++++ Entries

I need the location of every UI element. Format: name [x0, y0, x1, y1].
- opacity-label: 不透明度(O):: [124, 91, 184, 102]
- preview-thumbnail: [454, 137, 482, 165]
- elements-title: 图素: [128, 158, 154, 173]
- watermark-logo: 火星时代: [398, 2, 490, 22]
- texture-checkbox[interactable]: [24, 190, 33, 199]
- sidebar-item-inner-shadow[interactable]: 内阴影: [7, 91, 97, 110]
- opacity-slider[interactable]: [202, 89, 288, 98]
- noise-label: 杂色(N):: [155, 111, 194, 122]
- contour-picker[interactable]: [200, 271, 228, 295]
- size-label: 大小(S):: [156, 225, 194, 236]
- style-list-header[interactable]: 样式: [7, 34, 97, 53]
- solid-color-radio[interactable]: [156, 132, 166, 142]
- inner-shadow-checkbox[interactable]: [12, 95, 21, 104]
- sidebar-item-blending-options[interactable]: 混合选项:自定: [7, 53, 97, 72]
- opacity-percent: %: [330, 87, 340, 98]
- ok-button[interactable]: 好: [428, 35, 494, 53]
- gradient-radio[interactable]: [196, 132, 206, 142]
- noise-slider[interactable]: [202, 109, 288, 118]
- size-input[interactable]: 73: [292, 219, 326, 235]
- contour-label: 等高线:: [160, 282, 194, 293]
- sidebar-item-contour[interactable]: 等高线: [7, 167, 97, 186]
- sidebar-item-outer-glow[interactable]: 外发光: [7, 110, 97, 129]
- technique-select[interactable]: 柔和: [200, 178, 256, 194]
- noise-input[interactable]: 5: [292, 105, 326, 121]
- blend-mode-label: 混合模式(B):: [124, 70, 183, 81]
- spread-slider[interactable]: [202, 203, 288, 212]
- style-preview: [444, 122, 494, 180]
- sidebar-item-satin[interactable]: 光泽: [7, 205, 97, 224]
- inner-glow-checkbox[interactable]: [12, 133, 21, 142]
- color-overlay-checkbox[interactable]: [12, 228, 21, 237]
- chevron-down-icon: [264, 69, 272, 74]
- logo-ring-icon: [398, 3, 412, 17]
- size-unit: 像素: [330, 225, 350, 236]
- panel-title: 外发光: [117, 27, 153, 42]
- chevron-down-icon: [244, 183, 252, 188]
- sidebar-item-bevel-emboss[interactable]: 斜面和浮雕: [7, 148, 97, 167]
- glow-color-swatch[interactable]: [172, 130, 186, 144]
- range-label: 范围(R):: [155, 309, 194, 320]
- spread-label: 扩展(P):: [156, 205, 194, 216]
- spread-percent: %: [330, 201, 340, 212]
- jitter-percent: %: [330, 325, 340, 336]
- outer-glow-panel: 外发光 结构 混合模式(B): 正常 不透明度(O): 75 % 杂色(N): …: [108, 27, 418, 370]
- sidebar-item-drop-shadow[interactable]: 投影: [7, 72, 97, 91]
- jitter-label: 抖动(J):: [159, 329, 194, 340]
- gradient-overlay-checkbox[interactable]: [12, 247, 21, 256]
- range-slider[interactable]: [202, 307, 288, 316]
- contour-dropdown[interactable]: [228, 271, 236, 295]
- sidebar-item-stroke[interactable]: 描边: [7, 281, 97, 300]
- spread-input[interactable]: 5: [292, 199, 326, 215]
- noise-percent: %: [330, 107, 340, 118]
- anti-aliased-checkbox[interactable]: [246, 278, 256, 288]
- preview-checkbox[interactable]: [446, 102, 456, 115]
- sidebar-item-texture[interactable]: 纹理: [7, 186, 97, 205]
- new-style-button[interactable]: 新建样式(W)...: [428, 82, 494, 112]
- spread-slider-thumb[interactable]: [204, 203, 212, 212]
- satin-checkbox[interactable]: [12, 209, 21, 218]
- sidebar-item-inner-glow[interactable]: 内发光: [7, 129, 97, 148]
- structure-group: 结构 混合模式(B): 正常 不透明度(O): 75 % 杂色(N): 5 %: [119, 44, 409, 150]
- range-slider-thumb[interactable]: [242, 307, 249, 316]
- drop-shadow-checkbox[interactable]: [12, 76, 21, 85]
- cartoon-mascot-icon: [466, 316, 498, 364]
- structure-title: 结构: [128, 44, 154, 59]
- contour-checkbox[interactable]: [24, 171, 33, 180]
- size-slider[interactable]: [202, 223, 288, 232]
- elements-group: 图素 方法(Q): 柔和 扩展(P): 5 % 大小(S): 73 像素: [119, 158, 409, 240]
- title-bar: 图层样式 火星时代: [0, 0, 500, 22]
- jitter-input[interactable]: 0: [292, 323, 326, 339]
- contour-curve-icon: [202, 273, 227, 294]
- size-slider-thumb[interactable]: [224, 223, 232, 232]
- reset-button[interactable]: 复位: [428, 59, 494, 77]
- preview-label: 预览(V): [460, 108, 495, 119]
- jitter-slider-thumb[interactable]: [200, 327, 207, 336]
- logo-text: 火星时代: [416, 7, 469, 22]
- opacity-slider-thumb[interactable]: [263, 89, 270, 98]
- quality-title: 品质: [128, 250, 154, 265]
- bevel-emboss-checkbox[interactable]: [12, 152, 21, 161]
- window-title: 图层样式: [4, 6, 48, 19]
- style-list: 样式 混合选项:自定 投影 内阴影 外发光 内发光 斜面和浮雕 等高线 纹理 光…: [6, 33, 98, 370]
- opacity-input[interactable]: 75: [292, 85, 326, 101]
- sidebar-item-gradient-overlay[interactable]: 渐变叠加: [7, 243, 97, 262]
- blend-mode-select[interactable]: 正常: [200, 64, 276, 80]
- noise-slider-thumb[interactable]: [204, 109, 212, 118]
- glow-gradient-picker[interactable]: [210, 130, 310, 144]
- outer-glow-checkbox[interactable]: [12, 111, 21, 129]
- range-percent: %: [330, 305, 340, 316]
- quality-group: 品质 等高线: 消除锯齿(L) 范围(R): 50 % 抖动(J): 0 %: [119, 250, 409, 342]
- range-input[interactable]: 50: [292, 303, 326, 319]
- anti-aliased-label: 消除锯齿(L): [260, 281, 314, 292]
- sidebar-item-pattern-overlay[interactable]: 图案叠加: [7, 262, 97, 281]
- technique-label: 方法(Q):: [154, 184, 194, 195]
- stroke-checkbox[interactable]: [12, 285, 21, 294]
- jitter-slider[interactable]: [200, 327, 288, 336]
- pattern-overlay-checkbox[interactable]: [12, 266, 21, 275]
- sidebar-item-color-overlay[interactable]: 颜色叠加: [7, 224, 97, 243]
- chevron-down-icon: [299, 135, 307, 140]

++++++++

## [Task details]
Rewrite the listing with every "interactable" changed to "clickable", keeping everything else the same.

## [Solved exercise]
I need the location of every UI element. Format: name [x0, y0, x1, y1].
- opacity-label: 不透明度(O):: [124, 91, 184, 102]
- preview-thumbnail: [454, 137, 482, 165]
- elements-title: 图素: [128, 158, 154, 173]
- watermark-logo: 火星时代: [398, 2, 490, 22]
- texture-checkbox[clickable]: [24, 190, 33, 199]
- sidebar-item-inner-shadow[clickable]: 内阴影: [7, 91, 97, 110]
- opacity-slider[clickable]: [202, 89, 288, 98]
- noise-label: 杂色(N):: [155, 111, 194, 122]
- contour-picker[clickable]: [200, 271, 228, 295]
- size-label: 大小(S):: [156, 225, 194, 236]
- style-list-header[clickable]: 样式: [7, 34, 97, 53]
- solid-color-radio[clickable]: [156, 132, 166, 142]
- inner-shadow-checkbox[clickable]: [12, 95, 21, 104]
- sidebar-item-blending-options[clickable]: 混合选项:自定: [7, 53, 97, 72]
- opacity-percent: %: [330, 87, 340, 98]
- ok-button[clickable]: 好: [428, 35, 494, 53]
- gradient-radio[clickable]: [196, 132, 206, 142]
- noise-slider[clickable]: [202, 109, 288, 118]
- size-input[clickable]: 73: [292, 219, 326, 235]
- contour-label: 等高线:: [160, 282, 194, 293]
- sidebar-item-contour[clickable]: 等高线: [7, 167, 97, 186]
- sidebar-item-outer-glow[clickable]: 外发光: [7, 110, 97, 129]
- technique-select[clickable]: 柔和: [200, 178, 256, 194]
- noise-input[clickable]: 5: [292, 105, 326, 121]
- blend-mode-label: 混合模式(B):: [124, 70, 183, 81]
- spread-slider[clickable]: [202, 203, 288, 212]
- style-preview: [444, 122, 494, 180]
- sidebar-item-satin[clickable]: 光泽: [7, 205, 97, 224]
- inner-glow-checkbox[clickable]: [12, 133, 21, 142]
- color-overlay-checkbox[clickable]: [12, 228, 21, 237]
- chevron-down-icon: [264, 69, 272, 74]
- logo-ring-icon: [398, 3, 412, 17]
- size-unit: 像素: [330, 225, 350, 236]
- panel-title: 外发光: [117, 27, 153, 42]
- chevron-down-icon: [244, 183, 252, 188]
- sidebar-item-bevel-emboss[clickable]: 斜面和浮雕: [7, 148, 97, 167]
- glow-color-swatch[clickable]: [172, 130, 186, 144]
- range-label: 范围(R):: [155, 309, 194, 320]
- spread-label: 扩展(P):: [156, 205, 194, 216]
- spread-percent: %: [330, 201, 340, 212]
- jitter-percent: %: [330, 325, 340, 336]
- outer-glow-panel: 外发光 结构 混合模式(B): 正常 不透明度(O): 75 % 杂色(N): …: [108, 27, 418, 370]
- sidebar-item-drop-shadow[clickable]: 投影: [7, 72, 97, 91]
- jitter-label: 抖动(J):: [159, 329, 194, 340]
- gradient-overlay-checkbox[clickable]: [12, 247, 21, 256]
- range-slider[clickable]: [202, 307, 288, 316]
- contour-dropdown[clickable]: [228, 271, 236, 295]
- sidebar-item-stroke[clickable]: 描边: [7, 281, 97, 300]
- spread-input[clickable]: 5: [292, 199, 326, 215]
- noise-percent: %: [330, 107, 340, 118]
- anti-aliased-checkbox[clickable]: [246, 278, 256, 288]
- preview-checkbox[clickable]: [446, 102, 456, 115]
- sidebar-item-texture[clickable]: 纹理: [7, 186, 97, 205]
- new-style-button[clickable]: 新建样式(W)...: [428, 82, 494, 112]
- spread-slider-thumb[clickable]: [204, 203, 212, 212]
- satin-checkbox[clickable]: [12, 209, 21, 218]
- sidebar-item-inner-glow[clickable]: 内发光: [7, 129, 97, 148]
- structure-group: 结构 混合模式(B): 正常 不透明度(O): 75 % 杂色(N): 5 %: [119, 44, 409, 150]
- range-slider-thumb[clickable]: [242, 307, 249, 316]
- drop-shadow-checkbox[clickable]: [12, 76, 21, 85]
- cartoon-mascot-icon: [466, 316, 498, 364]
- structure-title: 结构: [128, 44, 154, 59]
- contour-checkbox[clickable]: [24, 171, 33, 180]
- size-slider[clickable]: [202, 223, 288, 232]
- elements-group: 图素 方法(Q): 柔和 扩展(P): 5 % 大小(S): 73 像素: [119, 158, 409, 240]
- title-bar: 图层样式 火星时代: [0, 0, 500, 22]
- jitter-input[clickable]: 0: [292, 323, 326, 339]
- contour-curve-icon: [202, 273, 227, 294]
- size-slider-thumb[clickable]: [224, 223, 232, 232]
- reset-button[clickable]: 复位: [428, 59, 494, 77]
- preview-label: 预览(V): [460, 108, 495, 119]
- jitter-slider-thumb[clickable]: [200, 327, 207, 336]
- logo-text: 火星时代: [416, 7, 469, 22]
- opacity-slider-thumb[clickable]: [263, 89, 270, 98]
- quality-title: 品质: [128, 250, 154, 265]
- bevel-emboss-checkbox[clickable]: [12, 152, 21, 161]
- window-title: 图层样式: [4, 6, 48, 19]
- style-list: 样式 混合选项:自定 投影 内阴影 外发光 内发光 斜面和浮雕 等高线 纹理 光…: [6, 33, 98, 370]
- opacity-input[clickable]: 75: [292, 85, 326, 101]
- sidebar-item-gradient-overlay[clickable]: 渐变叠加: [7, 243, 97, 262]
- blend-mode-select[clickable]: 正常: [200, 64, 276, 80]
- noise-slider-thumb[clickable]: [204, 109, 212, 118]
- glow-gradient-picker[clickable]: [210, 130, 310, 144]
- outer-glow-checkbox[clickable]: [12, 111, 21, 129]
- range-percent: %: [330, 305, 340, 316]
- quality-group: 品质 等高线: 消除锯齿(L) 范围(R): 50 % 抖动(J): 0 %: [119, 250, 409, 342]
- range-input[clickable]: 50: [292, 303, 326, 319]
- anti-aliased-label: 消除锯齿(L): [260, 281, 314, 292]
- sidebar-item-pattern-overlay[clickable]: 图案叠加: [7, 262, 97, 281]
- technique-label: 方法(Q):: [154, 184, 194, 195]
- stroke-checkbox[clickable]: [12, 285, 21, 294]
- jitter-slider[clickable]: [200, 327, 288, 336]
- pattern-overlay-checkbox[clickable]: [12, 266, 21, 275]
- sidebar-item-color-overlay[clickable]: 颜色叠加: [7, 224, 97, 243]
- chevron-down-icon: [299, 135, 307, 140]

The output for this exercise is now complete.